_EXERCISE PROMPT:_ Filter the lines below, copying only those with the string "text".

----

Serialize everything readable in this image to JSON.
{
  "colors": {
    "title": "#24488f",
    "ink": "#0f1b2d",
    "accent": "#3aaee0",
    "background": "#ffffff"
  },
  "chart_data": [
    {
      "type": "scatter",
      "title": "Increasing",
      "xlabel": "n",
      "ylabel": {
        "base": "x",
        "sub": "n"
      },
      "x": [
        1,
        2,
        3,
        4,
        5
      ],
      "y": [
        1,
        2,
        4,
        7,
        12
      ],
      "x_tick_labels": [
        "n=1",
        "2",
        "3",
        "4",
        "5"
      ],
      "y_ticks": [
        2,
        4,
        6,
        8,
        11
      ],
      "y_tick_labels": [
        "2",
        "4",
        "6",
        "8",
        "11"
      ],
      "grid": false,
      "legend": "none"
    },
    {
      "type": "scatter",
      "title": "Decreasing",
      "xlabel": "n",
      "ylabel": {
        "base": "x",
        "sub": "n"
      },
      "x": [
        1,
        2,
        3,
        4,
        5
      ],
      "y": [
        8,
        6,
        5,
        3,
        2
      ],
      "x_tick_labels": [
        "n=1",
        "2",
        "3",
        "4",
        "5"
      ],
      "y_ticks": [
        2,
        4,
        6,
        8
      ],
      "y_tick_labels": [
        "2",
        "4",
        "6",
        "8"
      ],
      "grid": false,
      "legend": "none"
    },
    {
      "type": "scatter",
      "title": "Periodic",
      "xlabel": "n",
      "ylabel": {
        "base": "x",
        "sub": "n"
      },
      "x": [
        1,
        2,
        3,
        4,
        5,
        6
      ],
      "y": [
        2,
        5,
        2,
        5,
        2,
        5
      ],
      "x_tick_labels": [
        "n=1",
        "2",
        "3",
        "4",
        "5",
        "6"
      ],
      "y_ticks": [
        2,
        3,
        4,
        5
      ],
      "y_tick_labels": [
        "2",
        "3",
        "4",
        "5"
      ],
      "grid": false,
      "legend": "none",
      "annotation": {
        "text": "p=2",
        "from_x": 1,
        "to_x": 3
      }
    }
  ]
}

----

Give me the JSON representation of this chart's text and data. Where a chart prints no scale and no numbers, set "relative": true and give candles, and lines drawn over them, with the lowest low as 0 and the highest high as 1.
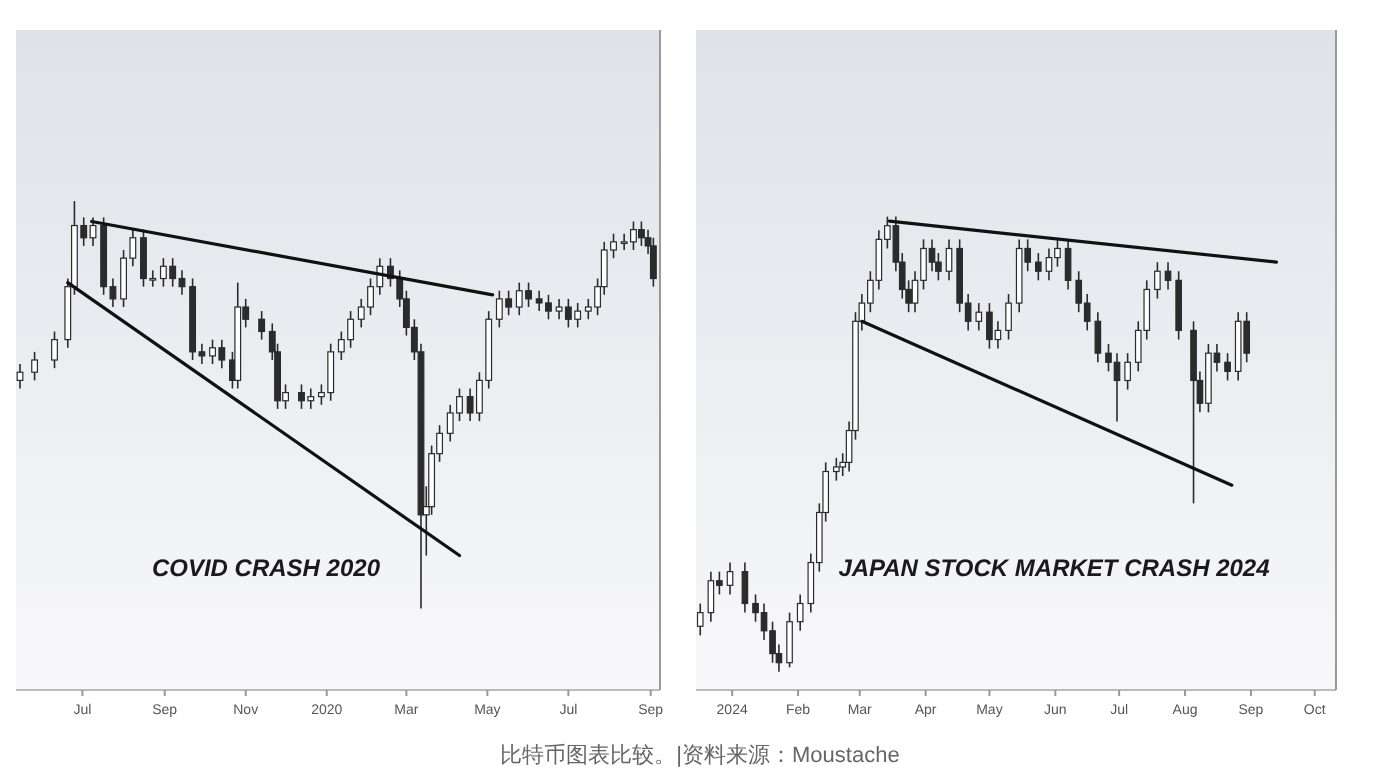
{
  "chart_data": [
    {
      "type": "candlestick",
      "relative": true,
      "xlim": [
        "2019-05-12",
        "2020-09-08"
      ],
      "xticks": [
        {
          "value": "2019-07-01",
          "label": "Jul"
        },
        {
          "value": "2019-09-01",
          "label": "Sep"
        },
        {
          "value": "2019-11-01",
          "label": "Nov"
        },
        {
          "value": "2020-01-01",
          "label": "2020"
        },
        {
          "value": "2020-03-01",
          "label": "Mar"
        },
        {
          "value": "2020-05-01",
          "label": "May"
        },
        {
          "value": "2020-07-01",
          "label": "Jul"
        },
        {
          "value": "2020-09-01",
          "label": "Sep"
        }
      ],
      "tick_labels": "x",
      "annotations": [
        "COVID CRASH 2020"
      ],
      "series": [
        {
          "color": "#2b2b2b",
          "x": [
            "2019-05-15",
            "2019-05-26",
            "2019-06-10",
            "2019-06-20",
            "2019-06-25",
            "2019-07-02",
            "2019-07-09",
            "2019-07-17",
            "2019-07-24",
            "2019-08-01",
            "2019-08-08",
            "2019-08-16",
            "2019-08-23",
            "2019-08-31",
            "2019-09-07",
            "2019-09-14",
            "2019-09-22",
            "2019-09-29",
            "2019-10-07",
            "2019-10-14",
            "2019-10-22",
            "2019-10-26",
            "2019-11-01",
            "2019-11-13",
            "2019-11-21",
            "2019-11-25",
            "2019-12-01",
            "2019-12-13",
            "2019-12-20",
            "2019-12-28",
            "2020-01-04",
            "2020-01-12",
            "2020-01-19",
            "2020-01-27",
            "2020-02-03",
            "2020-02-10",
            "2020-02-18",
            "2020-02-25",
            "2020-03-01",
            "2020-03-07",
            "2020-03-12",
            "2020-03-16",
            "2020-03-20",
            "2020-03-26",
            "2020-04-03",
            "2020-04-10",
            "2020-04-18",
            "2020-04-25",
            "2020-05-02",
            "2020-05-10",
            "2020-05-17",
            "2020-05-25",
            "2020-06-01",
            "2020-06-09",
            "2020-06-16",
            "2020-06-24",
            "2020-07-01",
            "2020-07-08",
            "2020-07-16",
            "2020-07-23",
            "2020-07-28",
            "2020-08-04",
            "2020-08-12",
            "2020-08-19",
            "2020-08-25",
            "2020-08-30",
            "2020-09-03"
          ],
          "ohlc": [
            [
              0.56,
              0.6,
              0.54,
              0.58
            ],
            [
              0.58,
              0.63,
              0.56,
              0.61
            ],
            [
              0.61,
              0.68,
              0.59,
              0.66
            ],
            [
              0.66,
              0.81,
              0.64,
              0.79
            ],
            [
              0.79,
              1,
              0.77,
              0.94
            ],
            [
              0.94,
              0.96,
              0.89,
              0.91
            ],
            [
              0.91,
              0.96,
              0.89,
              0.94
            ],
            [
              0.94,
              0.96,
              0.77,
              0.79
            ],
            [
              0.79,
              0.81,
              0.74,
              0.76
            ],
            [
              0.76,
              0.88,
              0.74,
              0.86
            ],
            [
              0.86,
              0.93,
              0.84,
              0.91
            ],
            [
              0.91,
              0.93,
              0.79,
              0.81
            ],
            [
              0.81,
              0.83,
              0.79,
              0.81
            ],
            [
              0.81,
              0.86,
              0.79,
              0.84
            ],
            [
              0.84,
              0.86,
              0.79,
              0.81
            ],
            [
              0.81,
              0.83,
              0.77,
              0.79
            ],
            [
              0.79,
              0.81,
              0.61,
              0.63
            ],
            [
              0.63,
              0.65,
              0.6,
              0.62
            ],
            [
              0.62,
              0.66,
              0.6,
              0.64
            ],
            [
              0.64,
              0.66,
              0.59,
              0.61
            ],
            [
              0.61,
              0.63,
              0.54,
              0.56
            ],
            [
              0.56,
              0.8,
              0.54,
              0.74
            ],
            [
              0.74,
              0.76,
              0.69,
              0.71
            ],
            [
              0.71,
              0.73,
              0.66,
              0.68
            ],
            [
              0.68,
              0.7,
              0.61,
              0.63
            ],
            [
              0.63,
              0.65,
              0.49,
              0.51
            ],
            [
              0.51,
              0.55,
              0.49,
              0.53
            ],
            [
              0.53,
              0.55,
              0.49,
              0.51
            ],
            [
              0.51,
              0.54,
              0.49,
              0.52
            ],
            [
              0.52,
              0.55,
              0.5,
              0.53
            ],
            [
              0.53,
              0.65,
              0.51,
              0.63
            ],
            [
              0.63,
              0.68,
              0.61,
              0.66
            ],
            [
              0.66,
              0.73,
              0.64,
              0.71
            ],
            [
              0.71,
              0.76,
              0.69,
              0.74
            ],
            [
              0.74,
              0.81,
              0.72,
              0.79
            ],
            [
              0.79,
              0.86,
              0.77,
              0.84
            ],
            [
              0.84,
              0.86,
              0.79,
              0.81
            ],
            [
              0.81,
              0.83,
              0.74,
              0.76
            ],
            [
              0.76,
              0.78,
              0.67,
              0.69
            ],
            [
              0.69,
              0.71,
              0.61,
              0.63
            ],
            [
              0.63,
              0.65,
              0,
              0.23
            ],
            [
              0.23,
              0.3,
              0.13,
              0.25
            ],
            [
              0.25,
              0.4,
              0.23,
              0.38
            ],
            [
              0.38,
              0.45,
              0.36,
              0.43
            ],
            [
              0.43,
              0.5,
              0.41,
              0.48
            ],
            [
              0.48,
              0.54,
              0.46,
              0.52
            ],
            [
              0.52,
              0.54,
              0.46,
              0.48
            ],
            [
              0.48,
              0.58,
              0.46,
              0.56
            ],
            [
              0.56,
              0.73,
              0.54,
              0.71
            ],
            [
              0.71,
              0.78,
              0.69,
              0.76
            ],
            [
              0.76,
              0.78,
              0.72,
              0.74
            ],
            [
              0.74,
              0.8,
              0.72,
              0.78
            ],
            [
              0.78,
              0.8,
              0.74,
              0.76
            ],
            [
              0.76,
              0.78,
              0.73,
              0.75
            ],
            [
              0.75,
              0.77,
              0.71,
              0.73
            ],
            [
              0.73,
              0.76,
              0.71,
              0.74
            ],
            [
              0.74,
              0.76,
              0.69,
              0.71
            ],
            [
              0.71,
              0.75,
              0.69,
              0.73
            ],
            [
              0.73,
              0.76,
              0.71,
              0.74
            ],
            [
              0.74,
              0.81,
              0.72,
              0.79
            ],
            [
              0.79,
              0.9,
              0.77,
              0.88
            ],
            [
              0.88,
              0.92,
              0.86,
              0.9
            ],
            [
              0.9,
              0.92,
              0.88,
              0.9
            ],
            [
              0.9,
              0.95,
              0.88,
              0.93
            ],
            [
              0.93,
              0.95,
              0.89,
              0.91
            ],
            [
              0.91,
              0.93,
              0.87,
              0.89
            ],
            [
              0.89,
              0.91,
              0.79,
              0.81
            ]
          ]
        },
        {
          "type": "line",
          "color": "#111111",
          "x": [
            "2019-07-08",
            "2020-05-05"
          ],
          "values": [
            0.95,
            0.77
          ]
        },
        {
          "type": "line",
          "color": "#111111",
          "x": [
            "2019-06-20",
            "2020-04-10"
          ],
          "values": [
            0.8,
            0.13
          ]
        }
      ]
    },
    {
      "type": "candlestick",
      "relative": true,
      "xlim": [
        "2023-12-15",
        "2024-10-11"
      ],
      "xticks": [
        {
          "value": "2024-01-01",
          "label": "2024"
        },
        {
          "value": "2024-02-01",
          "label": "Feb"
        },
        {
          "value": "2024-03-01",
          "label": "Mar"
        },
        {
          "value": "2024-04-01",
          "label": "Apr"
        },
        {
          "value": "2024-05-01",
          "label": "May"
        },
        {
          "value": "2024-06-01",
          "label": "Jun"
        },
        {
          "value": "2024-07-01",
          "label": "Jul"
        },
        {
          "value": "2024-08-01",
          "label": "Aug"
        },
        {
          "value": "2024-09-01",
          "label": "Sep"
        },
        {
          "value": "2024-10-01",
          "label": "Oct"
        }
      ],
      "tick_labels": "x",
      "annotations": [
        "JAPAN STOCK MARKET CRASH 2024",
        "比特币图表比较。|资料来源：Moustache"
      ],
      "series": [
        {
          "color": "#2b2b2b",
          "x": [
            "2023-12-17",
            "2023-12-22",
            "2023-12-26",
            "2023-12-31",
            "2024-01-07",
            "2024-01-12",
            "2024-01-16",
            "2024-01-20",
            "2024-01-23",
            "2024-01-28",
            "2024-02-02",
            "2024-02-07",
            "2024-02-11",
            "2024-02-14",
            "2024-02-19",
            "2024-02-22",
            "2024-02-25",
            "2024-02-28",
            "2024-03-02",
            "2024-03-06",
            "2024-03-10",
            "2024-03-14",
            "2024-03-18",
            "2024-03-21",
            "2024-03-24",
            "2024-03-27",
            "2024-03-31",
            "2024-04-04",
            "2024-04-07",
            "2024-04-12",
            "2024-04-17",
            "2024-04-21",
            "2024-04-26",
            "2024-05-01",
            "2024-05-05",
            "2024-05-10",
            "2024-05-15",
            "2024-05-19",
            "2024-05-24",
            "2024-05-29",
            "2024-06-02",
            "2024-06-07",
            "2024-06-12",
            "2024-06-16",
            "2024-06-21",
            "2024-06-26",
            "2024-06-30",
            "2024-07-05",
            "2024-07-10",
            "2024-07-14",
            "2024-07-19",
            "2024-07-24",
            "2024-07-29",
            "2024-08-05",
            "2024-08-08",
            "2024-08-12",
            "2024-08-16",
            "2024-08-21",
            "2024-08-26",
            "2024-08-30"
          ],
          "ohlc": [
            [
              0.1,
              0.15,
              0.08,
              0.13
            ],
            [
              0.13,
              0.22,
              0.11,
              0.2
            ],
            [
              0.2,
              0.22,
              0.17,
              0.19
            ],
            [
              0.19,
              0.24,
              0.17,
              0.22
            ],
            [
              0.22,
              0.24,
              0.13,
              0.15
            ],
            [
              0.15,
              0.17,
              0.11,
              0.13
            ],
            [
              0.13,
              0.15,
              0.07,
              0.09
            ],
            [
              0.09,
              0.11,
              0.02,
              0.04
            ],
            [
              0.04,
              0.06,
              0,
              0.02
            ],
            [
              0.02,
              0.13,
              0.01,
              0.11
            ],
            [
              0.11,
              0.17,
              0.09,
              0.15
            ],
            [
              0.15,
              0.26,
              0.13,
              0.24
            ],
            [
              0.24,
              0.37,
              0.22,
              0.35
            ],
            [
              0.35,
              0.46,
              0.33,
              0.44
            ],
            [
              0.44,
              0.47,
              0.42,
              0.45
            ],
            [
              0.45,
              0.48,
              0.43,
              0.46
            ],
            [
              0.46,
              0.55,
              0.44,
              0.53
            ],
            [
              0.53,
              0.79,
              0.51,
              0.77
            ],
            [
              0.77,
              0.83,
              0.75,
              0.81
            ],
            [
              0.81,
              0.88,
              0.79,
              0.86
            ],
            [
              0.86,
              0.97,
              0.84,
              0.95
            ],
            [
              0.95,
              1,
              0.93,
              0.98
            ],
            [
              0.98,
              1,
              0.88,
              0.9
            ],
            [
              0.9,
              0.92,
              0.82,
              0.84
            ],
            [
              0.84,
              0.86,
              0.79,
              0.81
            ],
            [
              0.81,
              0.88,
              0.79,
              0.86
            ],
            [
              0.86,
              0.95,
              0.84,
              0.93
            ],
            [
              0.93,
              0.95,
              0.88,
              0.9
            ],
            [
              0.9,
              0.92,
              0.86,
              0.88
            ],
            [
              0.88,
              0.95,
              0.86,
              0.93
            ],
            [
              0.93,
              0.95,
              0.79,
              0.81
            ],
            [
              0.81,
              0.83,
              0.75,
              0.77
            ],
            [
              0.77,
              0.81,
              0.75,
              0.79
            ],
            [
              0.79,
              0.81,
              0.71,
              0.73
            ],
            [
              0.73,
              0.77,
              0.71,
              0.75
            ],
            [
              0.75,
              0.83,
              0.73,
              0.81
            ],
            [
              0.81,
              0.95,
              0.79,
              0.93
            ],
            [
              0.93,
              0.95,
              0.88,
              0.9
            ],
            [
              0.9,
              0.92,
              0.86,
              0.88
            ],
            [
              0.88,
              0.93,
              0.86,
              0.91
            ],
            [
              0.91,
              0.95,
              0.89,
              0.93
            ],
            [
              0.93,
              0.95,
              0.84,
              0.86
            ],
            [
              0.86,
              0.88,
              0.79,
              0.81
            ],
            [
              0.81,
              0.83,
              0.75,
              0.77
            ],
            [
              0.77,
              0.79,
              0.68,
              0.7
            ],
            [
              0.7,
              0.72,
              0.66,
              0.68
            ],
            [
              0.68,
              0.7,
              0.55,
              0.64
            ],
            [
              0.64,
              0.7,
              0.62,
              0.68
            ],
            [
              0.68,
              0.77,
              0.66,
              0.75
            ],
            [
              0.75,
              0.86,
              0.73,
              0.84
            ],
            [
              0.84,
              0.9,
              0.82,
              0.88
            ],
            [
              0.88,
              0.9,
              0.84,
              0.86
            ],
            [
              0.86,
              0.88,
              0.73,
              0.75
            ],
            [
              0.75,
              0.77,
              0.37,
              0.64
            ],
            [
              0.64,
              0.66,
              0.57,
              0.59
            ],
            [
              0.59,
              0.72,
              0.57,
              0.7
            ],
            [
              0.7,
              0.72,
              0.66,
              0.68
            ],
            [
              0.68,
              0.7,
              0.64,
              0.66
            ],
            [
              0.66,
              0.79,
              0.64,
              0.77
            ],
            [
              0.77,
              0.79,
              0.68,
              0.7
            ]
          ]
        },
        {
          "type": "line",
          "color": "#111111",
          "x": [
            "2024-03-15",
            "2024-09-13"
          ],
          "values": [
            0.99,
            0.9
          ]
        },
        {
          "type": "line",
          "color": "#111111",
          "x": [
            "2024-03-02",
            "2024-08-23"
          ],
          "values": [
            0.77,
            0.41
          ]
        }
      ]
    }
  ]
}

----

_SOLUTION TO THE PROBLEM:_
        "text": "p=2",
Give me the JSON representation of this chart's text and data. Where a chart prints no scale and no numbers, set "relative": true and give candles, and lines drawn over them, with the lowest low as 0 and the highest high as 1.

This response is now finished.